The records »
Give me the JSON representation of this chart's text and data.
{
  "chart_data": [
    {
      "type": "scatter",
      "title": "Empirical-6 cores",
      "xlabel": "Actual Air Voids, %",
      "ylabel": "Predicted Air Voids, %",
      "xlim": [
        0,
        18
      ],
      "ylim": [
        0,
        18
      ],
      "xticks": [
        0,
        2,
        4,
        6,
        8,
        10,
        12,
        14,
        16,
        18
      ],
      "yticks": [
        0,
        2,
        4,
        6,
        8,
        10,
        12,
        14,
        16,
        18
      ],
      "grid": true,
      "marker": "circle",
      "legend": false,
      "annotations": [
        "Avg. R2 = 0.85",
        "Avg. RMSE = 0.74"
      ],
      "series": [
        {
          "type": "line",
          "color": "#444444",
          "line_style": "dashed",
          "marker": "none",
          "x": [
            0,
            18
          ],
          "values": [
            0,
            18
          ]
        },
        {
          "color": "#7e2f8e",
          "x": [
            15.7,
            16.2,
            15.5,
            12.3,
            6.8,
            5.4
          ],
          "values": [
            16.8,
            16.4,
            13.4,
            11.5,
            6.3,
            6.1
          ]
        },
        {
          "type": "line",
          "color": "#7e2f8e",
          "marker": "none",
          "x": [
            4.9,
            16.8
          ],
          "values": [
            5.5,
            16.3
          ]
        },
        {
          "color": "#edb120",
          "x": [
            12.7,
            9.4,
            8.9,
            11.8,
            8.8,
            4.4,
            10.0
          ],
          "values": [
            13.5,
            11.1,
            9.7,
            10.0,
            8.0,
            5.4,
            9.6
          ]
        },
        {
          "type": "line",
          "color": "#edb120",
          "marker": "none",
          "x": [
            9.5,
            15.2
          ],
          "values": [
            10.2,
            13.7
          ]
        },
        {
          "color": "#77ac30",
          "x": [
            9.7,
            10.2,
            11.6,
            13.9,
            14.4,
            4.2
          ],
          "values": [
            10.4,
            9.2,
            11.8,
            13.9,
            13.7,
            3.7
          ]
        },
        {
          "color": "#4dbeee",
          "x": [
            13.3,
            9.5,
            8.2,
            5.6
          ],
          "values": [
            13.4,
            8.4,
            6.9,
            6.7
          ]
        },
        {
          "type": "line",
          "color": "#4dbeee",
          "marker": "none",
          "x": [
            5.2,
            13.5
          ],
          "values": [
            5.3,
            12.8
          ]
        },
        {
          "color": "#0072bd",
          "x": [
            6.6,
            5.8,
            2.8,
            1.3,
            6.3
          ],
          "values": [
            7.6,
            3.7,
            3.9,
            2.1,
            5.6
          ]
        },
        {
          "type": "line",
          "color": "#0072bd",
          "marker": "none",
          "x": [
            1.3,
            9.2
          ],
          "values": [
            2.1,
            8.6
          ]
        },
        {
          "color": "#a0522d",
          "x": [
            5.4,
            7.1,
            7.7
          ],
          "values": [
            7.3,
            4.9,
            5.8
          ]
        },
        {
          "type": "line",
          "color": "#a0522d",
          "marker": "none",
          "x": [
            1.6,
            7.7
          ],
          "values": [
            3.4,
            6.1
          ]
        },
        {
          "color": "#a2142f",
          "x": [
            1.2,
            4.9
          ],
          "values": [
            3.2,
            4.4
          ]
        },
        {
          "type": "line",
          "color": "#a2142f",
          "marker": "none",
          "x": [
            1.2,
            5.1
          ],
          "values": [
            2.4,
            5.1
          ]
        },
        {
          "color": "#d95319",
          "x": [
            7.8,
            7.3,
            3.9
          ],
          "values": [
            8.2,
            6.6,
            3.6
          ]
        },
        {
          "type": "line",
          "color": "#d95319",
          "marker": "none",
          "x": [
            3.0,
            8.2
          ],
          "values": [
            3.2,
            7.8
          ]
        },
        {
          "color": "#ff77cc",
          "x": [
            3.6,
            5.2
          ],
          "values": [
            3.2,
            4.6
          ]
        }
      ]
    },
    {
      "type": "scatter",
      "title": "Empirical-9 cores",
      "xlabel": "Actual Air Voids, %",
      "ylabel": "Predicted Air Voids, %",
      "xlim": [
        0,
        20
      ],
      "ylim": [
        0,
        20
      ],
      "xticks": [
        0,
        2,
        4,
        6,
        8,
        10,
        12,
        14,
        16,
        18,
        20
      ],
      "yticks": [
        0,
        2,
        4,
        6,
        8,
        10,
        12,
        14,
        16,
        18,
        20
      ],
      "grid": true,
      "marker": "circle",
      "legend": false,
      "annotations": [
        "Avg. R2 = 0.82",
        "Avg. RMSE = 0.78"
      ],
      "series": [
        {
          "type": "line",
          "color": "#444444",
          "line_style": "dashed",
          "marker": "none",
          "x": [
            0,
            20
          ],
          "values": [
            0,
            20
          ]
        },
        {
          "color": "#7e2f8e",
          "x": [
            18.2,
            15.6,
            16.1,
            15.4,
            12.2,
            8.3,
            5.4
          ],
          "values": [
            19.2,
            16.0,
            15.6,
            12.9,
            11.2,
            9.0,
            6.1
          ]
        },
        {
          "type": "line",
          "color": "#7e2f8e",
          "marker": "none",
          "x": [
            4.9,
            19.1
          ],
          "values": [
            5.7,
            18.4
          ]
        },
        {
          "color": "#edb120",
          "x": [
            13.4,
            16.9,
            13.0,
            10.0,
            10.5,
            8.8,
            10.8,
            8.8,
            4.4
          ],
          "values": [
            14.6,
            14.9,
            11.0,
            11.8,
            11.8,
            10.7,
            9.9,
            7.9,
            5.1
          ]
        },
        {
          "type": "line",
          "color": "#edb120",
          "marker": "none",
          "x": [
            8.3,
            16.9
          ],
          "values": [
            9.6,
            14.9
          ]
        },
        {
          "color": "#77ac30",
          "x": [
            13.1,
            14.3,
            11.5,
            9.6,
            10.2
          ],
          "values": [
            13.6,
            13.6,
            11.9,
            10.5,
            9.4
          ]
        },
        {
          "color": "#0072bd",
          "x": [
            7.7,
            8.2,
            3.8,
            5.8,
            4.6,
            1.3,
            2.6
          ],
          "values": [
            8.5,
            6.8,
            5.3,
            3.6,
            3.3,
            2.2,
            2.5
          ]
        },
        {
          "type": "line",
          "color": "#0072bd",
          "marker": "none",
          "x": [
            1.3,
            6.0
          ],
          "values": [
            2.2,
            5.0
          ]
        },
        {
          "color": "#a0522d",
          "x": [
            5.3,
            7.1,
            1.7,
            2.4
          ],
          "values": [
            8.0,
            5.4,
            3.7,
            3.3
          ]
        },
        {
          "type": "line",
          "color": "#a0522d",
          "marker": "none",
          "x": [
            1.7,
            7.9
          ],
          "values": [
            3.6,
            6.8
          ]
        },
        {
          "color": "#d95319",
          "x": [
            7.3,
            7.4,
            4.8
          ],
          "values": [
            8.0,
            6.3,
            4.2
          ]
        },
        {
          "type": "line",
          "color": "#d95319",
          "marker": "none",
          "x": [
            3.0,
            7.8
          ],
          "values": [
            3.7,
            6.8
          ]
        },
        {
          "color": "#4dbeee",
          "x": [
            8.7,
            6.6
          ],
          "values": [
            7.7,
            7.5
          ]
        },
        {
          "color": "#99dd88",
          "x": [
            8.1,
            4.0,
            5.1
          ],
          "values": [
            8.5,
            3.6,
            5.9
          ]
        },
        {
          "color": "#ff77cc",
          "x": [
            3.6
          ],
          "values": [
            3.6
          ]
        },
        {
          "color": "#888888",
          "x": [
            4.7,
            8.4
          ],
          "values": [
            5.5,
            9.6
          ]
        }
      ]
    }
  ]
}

Exercise goal » Send back every record, precisely as written.

Task response »
Give me the JSON representation of this chart's text and data.
{
  "chart_data": [
    {
      "type": "scatter",
      "title": "Empirical-6 cores",
      "xlabel": "Actual Air Voids, %",
      "ylabel": "Predicted Air Voids, %",
      "xlim": [
        0,
        18
      ],
      "ylim": [
        0,
        18
      ],
      "xticks": [
        0,
        2,
        4,
        6,
        8,
        10,
        12,
        14,
        16,
        18
      ],
      "yticks": [
        0,
        2,
        4,
        6,
        8,
        10,
        12,
        14,
        16,
        18
      ],
      "grid": true,
      "marker": "circle",
      "legend": false,
      "annotations": [
        "Avg. R2 = 0.85",
        "Avg. RMSE = 0.74"
      ],
      "series": [
        {
          "type": "line",
          "color": "#444444",
          "line_style": "dashed",
          "marker": "none",
          "x": [
            0,
            18
          ],
          "values": [
            0,
            18
          ]
        },
        {
          "color": "#7e2f8e",
          "x": [
            15.7,
            16.2,
            15.5,
            12.3,
            6.8,
            5.4
          ],
          "values": [
            16.8,
            16.4,
            13.4,
            11.5,
            6.3,
            6.1
          ]
        },
        {
          "type": "line",
          "color": "#7e2f8e",
          "marker": "none",
          "x": [
            4.9,
            16.8
          ],
          "values": [
            5.5,
            16.3
          ]
        },
        {
          "color": "#edb120",
          "x": [
            12.7,
            9.4,
            8.9,
            11.8,
            8.8,
            4.4,
            10.0
          ],
          "values": [
            13.5,
            11.1,
            9.7,
            10.0,
            8.0,
            5.4,
            9.6
          ]
        },
        {
          "type": "line",
          "color": "#edb120",
          "marker": "none",
          "x": [
            9.5,
            15.2
          ],
          "values": [
            10.2,
            13.7
          ]
        },
        {
          "color": "#77ac30",
          "x": [
            9.7,
            10.2,
            11.6,
            13.9,
            14.4,
            4.2
          ],
          "values": [
            10.4,
            9.2,
            11.8,
            13.9,
            13.7,
            3.7
          ]
        },
        {
          "color": "#4dbeee",
          "x": [
            13.3,
            9.5,
            8.2,
            5.6
          ],
          "values": [
            13.4,
            8.4,
            6.9,
            6.7
          ]
        },
        {
          "type": "line",
          "color": "#4dbeee",
          "marker": "none",
          "x": [
            5.2,
            13.5
          ],
          "values": [
            5.3,
            12.8
          ]
        },
        {
          "color": "#0072bd",
          "x": [
            6.6,
            5.8,
            2.8,
            1.3,
            6.3
          ],
          "values": [
            7.6,
            3.7,
            3.9,
            2.1,
            5.6
          ]
        },
        {
          "type": "line",
          "color": "#0072bd",
          "marker": "none",
          "x": [
            1.3,
            9.2
          ],
          "values": [
            2.1,
            8.6
          ]
        },
        {
          "color": "#a0522d",
          "x": [
            5.4,
            7.1,
            7.7
          ],
          "values": [
            7.3,
            4.9,
            5.8
          ]
        },
        {
          "type": "line",
          "color": "#a0522d",
          "marker": "none",
          "x": [
            1.6,
            7.7
          ],
          "values": [
            3.4,
            6.1
          ]
        },
        {
          "color": "#a2142f",
          "x": [
            1.2,
            4.9
          ],
          "values": [
            3.2,
            4.4
          ]
        },
        {
          "type": "line",
          "color": "#a2142f",
          "marker": "none",
          "x": [
            1.2,
            5.1
          ],
          "values": [
            2.4,
            5.1
          ]
        },
        {
          "color": "#d95319",
          "x": [
            7.8,
            7.3,
            3.9
          ],
          "values": [
            8.2,
            6.6,
            3.6
          ]
        },
        {
          "type": "line",
          "color": "#d95319",
          "marker": "none",
          "x": [
            3.0,
            8.2
          ],
          "values": [
            3.2,
            7.8
          ]
        },
        {
          "color": "#ff77cc",
          "x": [
            3.6,
            5.2
          ],
          "values": [
            3.2,
            4.6
          ]
        }
      ]
    },
    {
      "type": "scatter",
      "title": "Empirical-9 cores",
      "xlabel": "Actual Air Voids, %",
      "ylabel": "Predicted Air Voids, %",
      "xlim": [
        0,
        20
      ],
      "ylim": [
        0,
        20
      ],
      "xticks": [
        0,
        2,
        4,
        6,
        8,
        10,
        12,
        14,
        16,
        18,
        20
      ],
      "yticks": [
        0,
        2,
        4,
        6,
        8,
        10,
        12,
        14,
        16,
        18,
        20
      ],
      "grid": true,
      "marker": "circle",
      "legend": false,
      "annotations": [
        "Avg. R2 = 0.82",
        "Avg. RMSE = 0.78"
      ],
      "series": [
        {
          "type": "line",
          "color": "#444444",
          "line_style": "dashed",
          "marker": "none",
          "x": [
            0,
            20
          ],
          "values": [
            0,
            20
          ]
        },
        {
          "color": "#7e2f8e",
          "x": [
            18.2,
            15.6,
            16.1,
            15.4,
            12.2,
            8.3,
            5.4
          ],
          "values": [
            19.2,
            16.0,
            15.6,
            12.9,
            11.2,
            9.0,
            6.1
          ]
        },
        {
          "type": "line",
          "color": "#7e2f8e",
          "marker": "none",
          "x": [
            4.9,
            19.1
          ],
          "values": [
            5.7,
            18.4
          ]
        },
        {
          "color": "#edb120",
          "x": [
            13.4,
            16.9,
            13.0,
            10.0,
            10.5,
            8.8,
            10.8,
            8.8,
            4.4
          ],
          "values": [
            14.6,
            14.9,
            11.0,
            11.8,
            11.8,
            10.7,
            9.9,
            7.9,
            5.1
          ]
        },
        {
          "type": "line",
          "color": "#edb120",
          "marker": "none",
          "x": [
            8.3,
            16.9
          ],
          "values": [
            9.6,
            14.9
          ]
        },
        {
          "color": "#77ac30",
          "x": [
            13.1,
            14.3,
            11.5,
            9.6,
            10.2
          ],
          "values": [
            13.6,
            13.6,
            11.9,
            10.5,
            9.4
          ]
        },
        {
          "color": "#0072bd",
          "x": [
            7.7,
            8.2,
            3.8,
            5.8,
            4.6,
            1.3,
            2.6
          ],
          "values": [
            8.5,
            6.8,
            5.3,
            3.6,
            3.3,
            2.2,
            2.5
          ]
        },
        {
          "type": "line",
          "color": "#0072bd",
          "marker": "none",
          "x": [
            1.3,
            6.0
          ],
          "values": [
            2.2,
            5.0
          ]
        },
        {
          "color": "#a0522d",
          "x": [
            5.3,
            7.1,
            1.7,
            2.4
          ],
          "values": [
            8.0,
            5.4,
            3.7,
            3.3
          ]
        },
        {
          "type": "line",
          "color": "#a0522d",
          "marker": "none",
          "x": [
            1.7,
            7.9
          ],
          "values": [
            3.6,
            6.8
          ]
        },
        {
          "color": "#d95319",
          "x": [
            7.3,
            7.4,
            4.8
          ],
          "values": [
            8.0,
            6.3,
            4.2
          ]
        },
        {
          "type": "line",
          "color": "#d95319",
          "marker": "none",
          "x": [
            3.0,
            7.8
          ],
          "values": [
            3.7,
            6.8
          ]
        },
        {
          "color": "#4dbeee",
          "x": [
            8.7,
            6.6
          ],
          "values": [
            7.7,
            7.5
          ]
        },
        {
          "color": "#99dd88",
          "x": [
            8.1,
            4.0,
            5.1
          ],
          "values": [
            8.5,
            3.6,
            5.9
          ]
        },
        {
          "color": "#ff77cc",
          "x": [
            3.6
          ],
          "values": [
            3.6
          ]
        },
        {
          "color": "#888888",
          "x": [
            4.7,
            8.4
          ],
          "values": [
            5.5,
            9.6
          ]
        }
      ]
    }
  ]
}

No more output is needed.